## What is expected
Select every line below containing the word "grid".

....................

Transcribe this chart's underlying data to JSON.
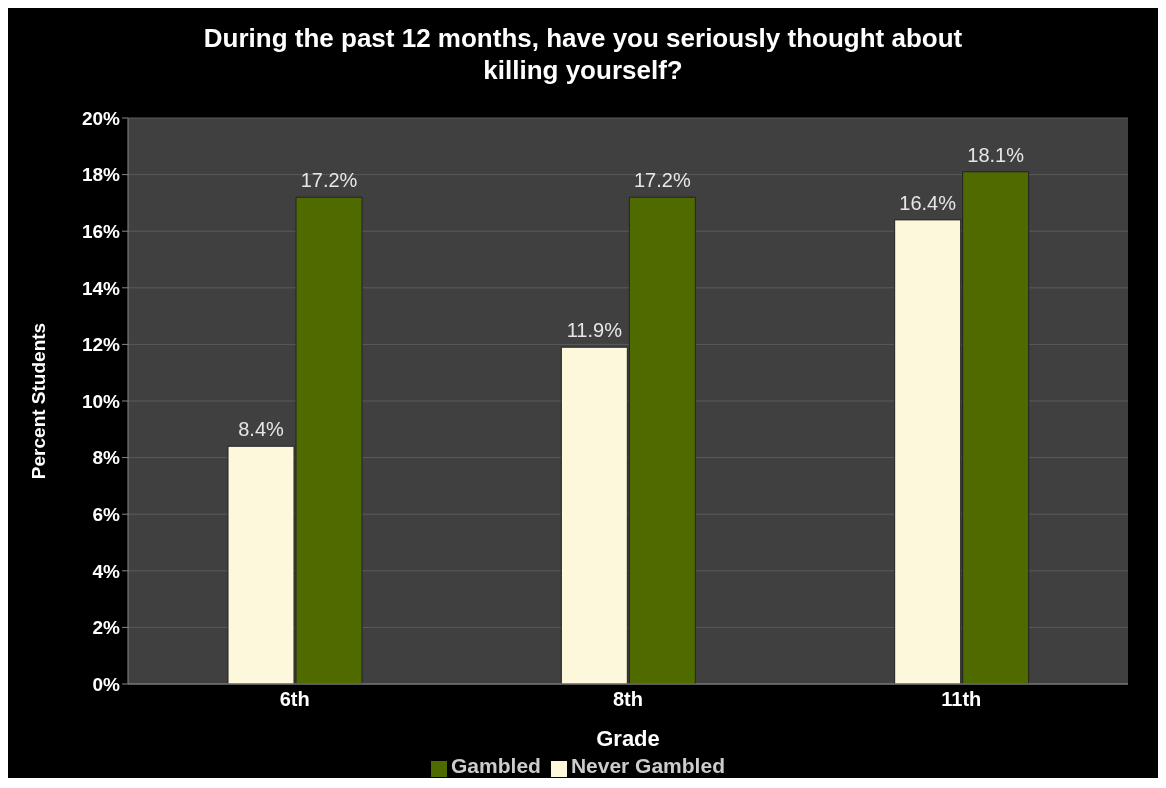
{
  "chart_data": {
    "type": "bar",
    "title": "During the past 12 months, have you seriously thought about killing yourself?",
    "xlabel": "Grade",
    "ylabel": "Percent Students",
    "categories": [
      "6th",
      "8th",
      "11th"
    ],
    "series": [
      {
        "name": "Never Gambled",
        "color": "#fdf8dc",
        "values": [
          8.4,
          11.9,
          16.4
        ],
        "value_labels": [
          "8.4%",
          "11.9%",
          "16.4%"
        ]
      },
      {
        "name": "Gambled",
        "color": "#4f6b00",
        "values": [
          17.2,
          17.2,
          18.1
        ],
        "value_labels": [
          "17.2%",
          "17.2%",
          "18.1%"
        ]
      }
    ],
    "ylim": [
      0,
      20
    ],
    "yticks": [
      {
        "value": 0,
        "label": "0%"
      },
      {
        "value": 2,
        "label": "2%"
      },
      {
        "value": 4,
        "label": "4%"
      },
      {
        "value": 6,
        "label": "6%"
      },
      {
        "value": 8,
        "label": "8%"
      },
      {
        "value": 10,
        "label": "10%"
      },
      {
        "value": 12,
        "label": "12%"
      },
      {
        "value": 14,
        "label": "14%"
      },
      {
        "value": 16,
        "label": "16%"
      },
      {
        "value": 18,
        "label": "18%"
      },
      {
        "value": 20,
        "label": "20%"
      }
    ],
    "grid": "y",
    "legend": "bottom"
  }
}
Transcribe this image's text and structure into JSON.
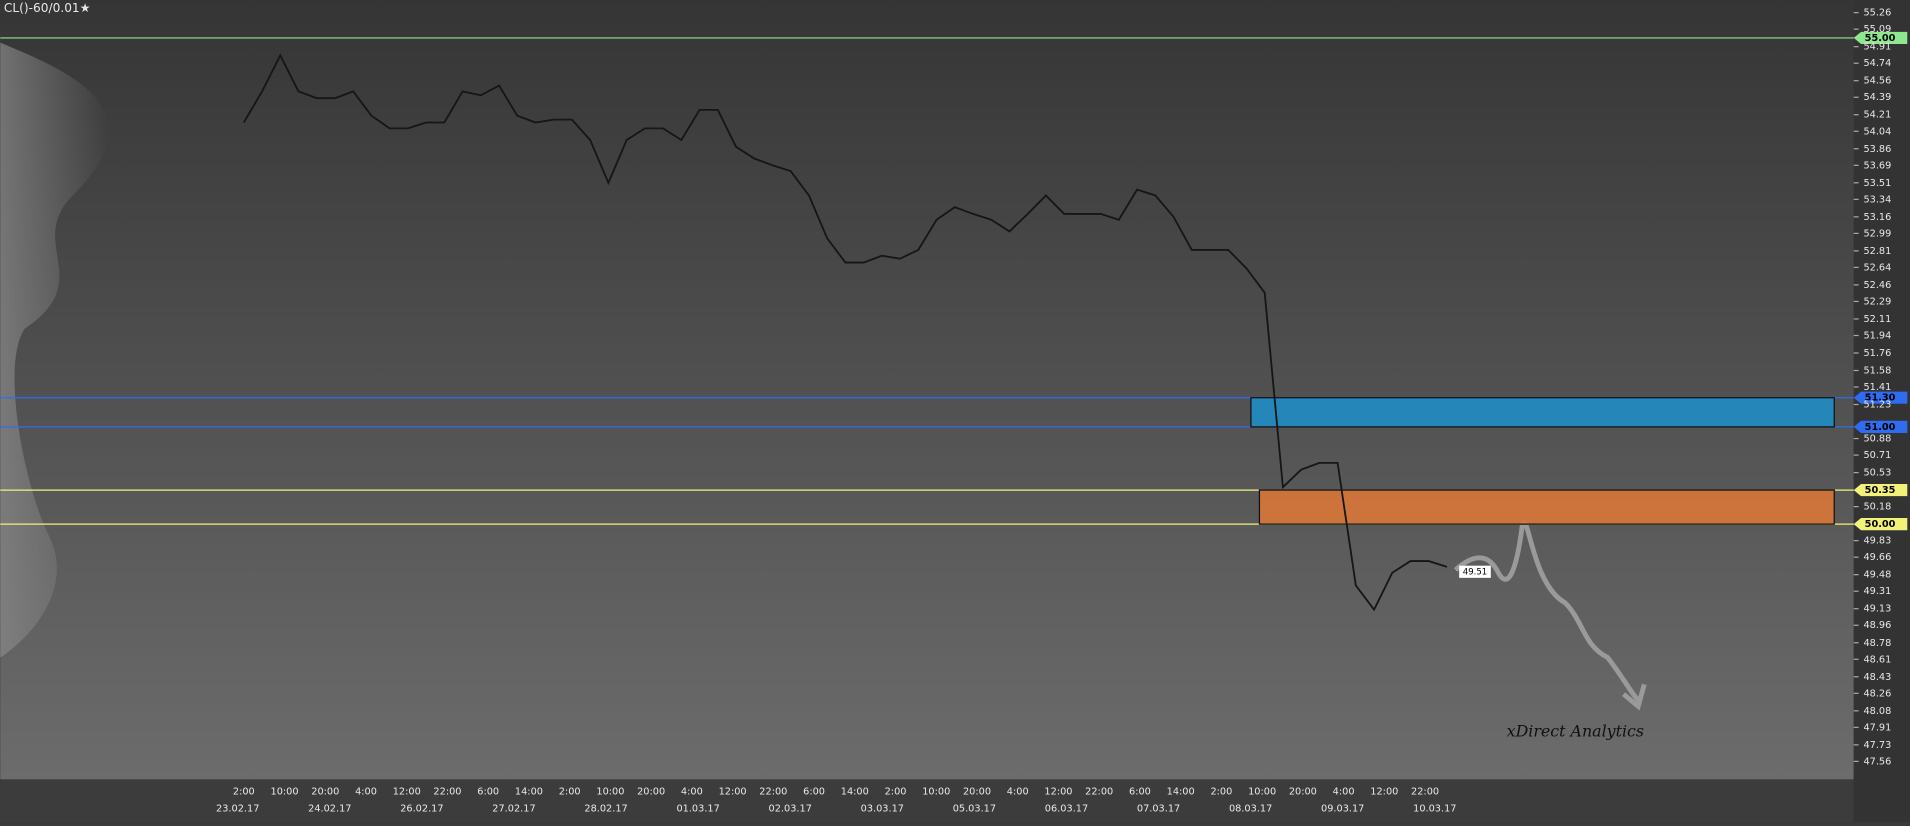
{
  "chart_data": {
    "type": "line",
    "title": "CL()-60/0.01★",
    "annotation": "xDirect Analytics",
    "last_price": 49.51,
    "time_labels": [
      "2:00",
      "10:00",
      "20:00",
      "4:00",
      "12:00",
      "22:00",
      "6:00",
      "14:00",
      "2:00",
      "10:00",
      "20:00",
      "4:00",
      "12:00",
      "22:00",
      "6:00",
      "14:00",
      "2:00",
      "10:00",
      "20:00",
      "4:00",
      "12:00",
      "22:00",
      "6:00",
      "14:00",
      "2:00",
      "10:00",
      "20:00",
      "4:00",
      "12:00",
      "22:00"
    ],
    "date_labels": [
      "23.02.17",
      "24.02.17",
      "26.02.17",
      "27.02.17",
      "28.02.17",
      "01.03.17",
      "02.03.17",
      "03.03.17",
      "05.03.17",
      "06.03.17",
      "07.03.17",
      "08.03.17",
      "09.03.17",
      "10.03.17"
    ],
    "series": [
      {
        "name": "CL",
        "color": "#161616",
        "values": [
          54.13,
          54.45,
          54.82,
          54.45,
          54.38,
          54.38,
          54.45,
          54.2,
          54.07,
          54.07,
          54.13,
          54.13,
          54.45,
          54.41,
          54.51,
          54.2,
          54.13,
          54.16,
          54.16,
          53.95,
          53.51,
          53.95,
          54.07,
          54.07,
          53.95,
          54.26,
          54.26,
          53.88,
          53.76,
          53.69,
          53.63,
          53.38,
          52.94,
          52.69,
          52.69,
          52.76,
          52.73,
          52.82,
          53.13,
          53.26,
          53.19,
          53.13,
          53.01,
          53.19,
          53.38,
          53.19,
          53.19,
          53.19,
          53.13,
          53.44,
          53.38,
          53.16,
          52.82,
          52.82,
          52.82,
          52.63,
          52.38,
          50.38,
          50.56,
          50.63,
          50.63,
          49.37,
          49.12,
          49.5,
          49.62,
          49.62,
          49.56
        ]
      }
    ],
    "ylim": [
      47.4,
      55.39
    ],
    "yticks": [
      55.26,
      55.09,
      54.91,
      54.74,
      54.56,
      54.39,
      54.21,
      54.04,
      53.86,
      53.69,
      53.51,
      53.34,
      53.16,
      52.99,
      52.81,
      52.64,
      52.46,
      52.29,
      52.11,
      51.94,
      51.76,
      51.58,
      51.41,
      51.23,
      50.88,
      50.71,
      50.53,
      50.18,
      49.83,
      49.66,
      49.48,
      49.31,
      49.13,
      48.96,
      48.78,
      48.61,
      48.43,
      48.26,
      48.08,
      47.91,
      47.73,
      47.56
    ],
    "levels": [
      {
        "value": 55,
        "label": "55.00",
        "color": "#8ee88e"
      },
      {
        "value": 51.3,
        "label": "51.30",
        "color": "#2f6cf0"
      },
      {
        "value": 51,
        "label": "51.00",
        "color": "#2f6cf0"
      },
      {
        "value": 50.35,
        "label": "50.35",
        "color": "#f2f27a"
      },
      {
        "value": 50,
        "label": "50.00",
        "color": "#f2f27a"
      }
    ],
    "zones": [
      {
        "from": 51,
        "to": 51.3,
        "color": "#1f8cc4"
      },
      {
        "from": 50,
        "to": 50.35,
        "color": "#d9773a"
      }
    ]
  }
}
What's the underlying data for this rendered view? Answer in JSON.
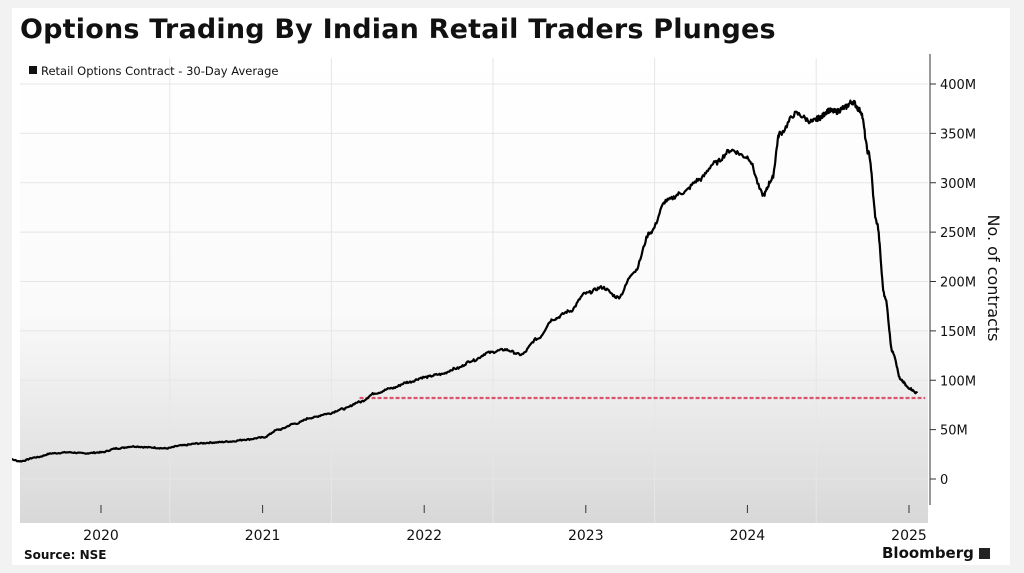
{
  "page": {
    "title": "Options Trading By Indian Retail Traders Plunges",
    "source": "Source: NSE",
    "brand": "Bloomberg"
  },
  "chart_data": {
    "type": "line",
    "title": "Options Trading By Indian Retail Traders Plunges",
    "xlabel": "",
    "ylabel": "No. of contracts",
    "xlim": [
      2019.4,
      2025.15
    ],
    "ylim": [
      -20,
      410
    ],
    "x_ticks": [
      2020,
      2021,
      2022,
      2023,
      2024,
      2025
    ],
    "x_tick_labels": [
      "2020",
      "2021",
      "2022",
      "2023",
      "2024",
      "2025"
    ],
    "y_ticks": [
      0,
      50,
      100,
      150,
      200,
      250,
      300,
      350,
      400
    ],
    "y_tick_labels": [
      "0",
      "50M",
      "100M",
      "150M",
      "200M",
      "250M",
      "300M",
      "350M",
      "400M"
    ],
    "grid": true,
    "legend_position": "top-left",
    "line_color": "#000000",
    "reference_line_color": "#d9546a",
    "reference_line": {
      "y": 82,
      "x_start": 2021.6,
      "x_end": 2025.1
    },
    "series": [
      {
        "name": "Retail Options Contract - 30-Day Average",
        "units": "M",
        "x": [
          2019.4,
          2019.5,
          2019.6,
          2019.7,
          2019.8,
          2019.9,
          2020.0,
          2020.1,
          2020.2,
          2020.3,
          2020.4,
          2020.5,
          2020.6,
          2020.7,
          2020.8,
          2020.9,
          2021.0,
          2021.1,
          2021.2,
          2021.3,
          2021.4,
          2021.5,
          2021.6,
          2021.7,
          2021.8,
          2021.9,
          2022.0,
          2022.1,
          2022.2,
          2022.3,
          2022.4,
          2022.5,
          2022.6,
          2022.7,
          2022.8,
          2022.9,
          2023.0,
          2023.1,
          2023.2,
          2023.3,
          2023.4,
          2023.5,
          2023.6,
          2023.7,
          2023.8,
          2023.9,
          2024.0,
          2024.1,
          2024.15,
          2024.2,
          2024.3,
          2024.4,
          2024.45,
          2024.5,
          2024.55,
          2024.6,
          2024.65,
          2024.7,
          2024.75,
          2024.8,
          2024.85,
          2024.9,
          2024.95,
          2025.0,
          2025.05
        ],
        "values": [
          22,
          18,
          22,
          26,
          27,
          26,
          27,
          31,
          33,
          32,
          31,
          34,
          36,
          37,
          38,
          40,
          42,
          50,
          56,
          62,
          66,
          71,
          78,
          87,
          92,
          98,
          103,
          106,
          112,
          120,
          128,
          131,
          126,
          142,
          162,
          170,
          188,
          194,
          184,
          210,
          250,
          282,
          290,
          303,
          320,
          333,
          326,
          288,
          303,
          350,
          370,
          362,
          366,
          373,
          372,
          376,
          382,
          373,
          330,
          260,
          185,
          128,
          100,
          92,
          87
        ]
      }
    ]
  }
}
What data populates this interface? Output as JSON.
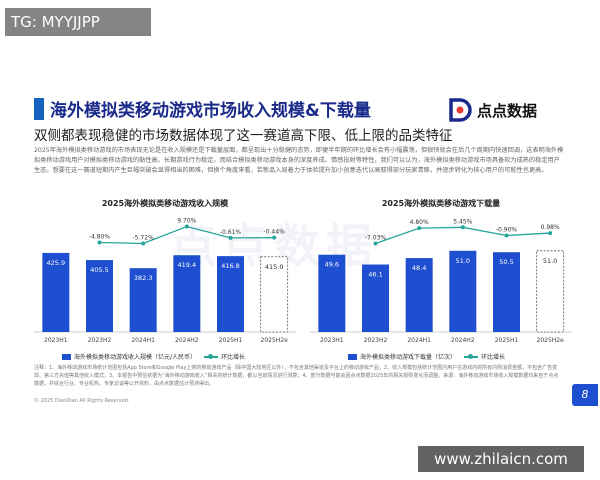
{
  "watermark_tag": "TG: MYYJJPP",
  "header": {
    "title": "海外模拟类移动游戏市场收入规模&下载量",
    "subtitle": "双侧都表现稳健的市场数据体现了这一赛道高下限、低上限的品类特征",
    "logo_text": "点点数据"
  },
  "description": "2025年海外模拟类移动游戏的市场表现无论是在收入规模还是下载量层面，都呈现出十分稳健的态势，即便半年期的环比增长会有小幅震荡，但很快就会在后几个周期内快速回调，这表明海外模拟类移动游戏用户对模拟类移动游戏的黏性高、长期游戏行为稳定。而结合模拟类移动游戏本身的深度养成、情感投射等特性，我们可以认为，海外模拟类移动游戏市场具备较为成熟的稳定用户生态。想要在这一赛道短期内产生巨幅突破会显得相当的困难，但换个角度来看，若新品入局着力于体验提升加小创意迭代以高取得部分玩家青睐，并逐步转化为核心用户的可能性也更高。",
  "background_watermark": "点点数据",
  "chart_data": [
    {
      "type": "bar",
      "title": "2025海外模拟类移动游戏收入规模",
      "categories": [
        "2023H1",
        "2023H2",
        "2024H1",
        "2024H2",
        "2025H1",
        "2025H2e"
      ],
      "series": [
        {
          "name": "海外模拟类移动游戏收入规模（亿元/人民币）",
          "type": "bar",
          "values": [
            425.9,
            405.5,
            382.3,
            419.4,
            416.8,
            415.0
          ],
          "estimated_last": true
        },
        {
          "name": "环比增长",
          "type": "line",
          "values": [
            null,
            -4.8,
            -5.72,
            9.7,
            -0.61,
            -0.44
          ],
          "labels": [
            "",
            "-4.80%",
            "-5.72%",
            "9.70%",
            "-0.61%",
            "-0.44%"
          ]
        }
      ],
      "bar_labels": [
        "425.9",
        "405.5",
        "382.3",
        "419.4",
        "416.8",
        "415.0"
      ],
      "grid": false,
      "legend_position": "bottom",
      "colors": {
        "bar": "#1e4fd0",
        "line": "#26a69a",
        "estimate_border": "#555555"
      }
    },
    {
      "type": "bar",
      "title": "2025海外模拟类移动游戏下载量",
      "categories": [
        "2023H1",
        "2023H2",
        "2024H1",
        "2024H2",
        "2025H1",
        "2025H2e"
      ],
      "series": [
        {
          "name": "海外模拟类移动游戏下载量（亿次）",
          "type": "bar",
          "values": [
            49.6,
            46.1,
            48.4,
            51.0,
            50.5,
            51.0
          ],
          "estimated_last": true
        },
        {
          "name": "环比增长",
          "type": "line",
          "values": [
            null,
            -7.03,
            4.8,
            5.45,
            -0.9,
            0.98
          ],
          "labels": [
            "",
            "-7.03%",
            "4.80%",
            "5.45%",
            "-0.90%",
            "0.98%"
          ]
        }
      ],
      "bar_labels": [
        "49.6",
        "46.1",
        "48.4",
        "51.0",
        "50.5",
        "51.0"
      ],
      "grid": false,
      "legend_position": "bottom",
      "colors": {
        "bar": "#1e4fd0",
        "line": "#26a69a",
        "estimate_border": "#555555"
      }
    }
  ],
  "notes": "注释：1、海外移动游戏市场统计范围包括App Store和Google Play上架的移动游戏产品（除中国大陆地区以外），不包含其他渠道及平台上的移动游戏产品；2、收入规模包括统计范围内用户在游戏内的所有内购消费金额，不包含广告变现、第三方充值等其他收入模式；3、本报告中预估依据为“海外移动游戏收入”相关的统计数据，都以当前情况进行测算；4、部分数据可能会因点点数据2025年的相关规则变化而调整。来源：海外移动游戏市场收入规模数据均来自于点点数据，并综合行业、专业机构、专家访谈等公开资料，由点点数据估计预测得出。",
  "copyright": "© 2025 DianDian All Rights Reserved.",
  "page_number": "8",
  "site_watermark": "www.zhilaicn.com"
}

....................

## Exercise result
    "grid": "y",
    "grid": true,
      "grid": false,
      "grid": false,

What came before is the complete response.